- [DIRECTIONS] Extract the listing in its entirety, keeping each line identical to the original.

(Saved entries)
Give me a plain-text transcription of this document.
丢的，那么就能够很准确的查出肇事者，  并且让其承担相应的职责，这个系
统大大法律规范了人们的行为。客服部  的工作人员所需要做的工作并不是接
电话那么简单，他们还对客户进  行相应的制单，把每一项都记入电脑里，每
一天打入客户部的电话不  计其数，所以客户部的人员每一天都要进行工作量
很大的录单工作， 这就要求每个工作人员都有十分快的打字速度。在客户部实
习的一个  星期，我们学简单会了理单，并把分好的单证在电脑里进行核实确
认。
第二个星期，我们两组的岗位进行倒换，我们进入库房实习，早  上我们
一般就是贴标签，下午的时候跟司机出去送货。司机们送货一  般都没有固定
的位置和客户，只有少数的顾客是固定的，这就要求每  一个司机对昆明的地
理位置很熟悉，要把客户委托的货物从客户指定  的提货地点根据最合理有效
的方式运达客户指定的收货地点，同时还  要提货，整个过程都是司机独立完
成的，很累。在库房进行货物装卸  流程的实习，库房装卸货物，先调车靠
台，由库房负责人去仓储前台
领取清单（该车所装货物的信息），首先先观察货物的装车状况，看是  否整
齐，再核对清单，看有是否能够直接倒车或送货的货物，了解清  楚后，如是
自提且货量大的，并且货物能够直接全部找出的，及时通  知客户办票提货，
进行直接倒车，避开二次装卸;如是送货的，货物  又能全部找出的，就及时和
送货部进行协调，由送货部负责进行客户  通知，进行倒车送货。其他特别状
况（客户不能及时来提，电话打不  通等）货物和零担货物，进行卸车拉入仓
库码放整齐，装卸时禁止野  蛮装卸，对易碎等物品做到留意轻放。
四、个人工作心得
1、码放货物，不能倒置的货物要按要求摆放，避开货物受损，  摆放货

- [TASK OUTPUT]
Give me a plain-text transcription of this document.
丢的，那么就能够很准确的查出肇事者，  并且让其承担相应的职责，这个系
统大大法律规范了人们的行为。客服部  的工作人员所需要做的工作并不是接
电话那么简单，他们还对客户进  行相应的制单，把每一项都记入电脑里，每
一天打入客户部的电话不  计其数，所以客户部的人员每一天都要进行工作量
很大的录单工作， 这就要求每个工作人员都有十分快的打字速度。在客户部实
习的一个  星期，我们学简单会了理单，并把分好的单证在电脑里进行核实确
认。
第二个星期，我们两组的岗位进行倒换，我们进入库房实习，早  上我们
一般就是贴标签，下午的时候跟司机出去送货。司机们送货一  般都没有固定
的位置和客户，只有少数的顾客是固定的，这就要求每  一个司机对昆明的地
理位置很熟悉，要把客户委托的货物从客户指定  的提货地点根据最合理有效
的方式运达客户指定的收货地点，同时还  要提货，整个过程都是司机独立完
成的，很累。在库房进行货物装卸  流程的实习，库房装卸货物，先调车靠
台，由库房负责人去仓储前台
领取清单（该车所装货物的信息），首先先观察货物的装车状况，看是  否整
齐，再核对清单，看有是否能够直接倒车或送货的货物，了解清  楚后，如是
自提且货量大的，并且货物能够直接全部找出的，及时通  知客户办票提货，
进行直接倒车，避开二次装卸;如是送货的，货物  又能全部找出的，就及时和
送货部进行协调，由送货部负责进行客户  通知，进行倒车送货。其他特别状
况（客户不能及时来提，电话打不  通等）货物和零担货物，进行卸车拉入仓
库码放整齐，装卸时禁止野  蛮装卸，对易碎等物品做到留意轻放。
四、个人工作心得
1、码放货物，不能倒置的货物要按要求摆放，避开货物受损，  摆放货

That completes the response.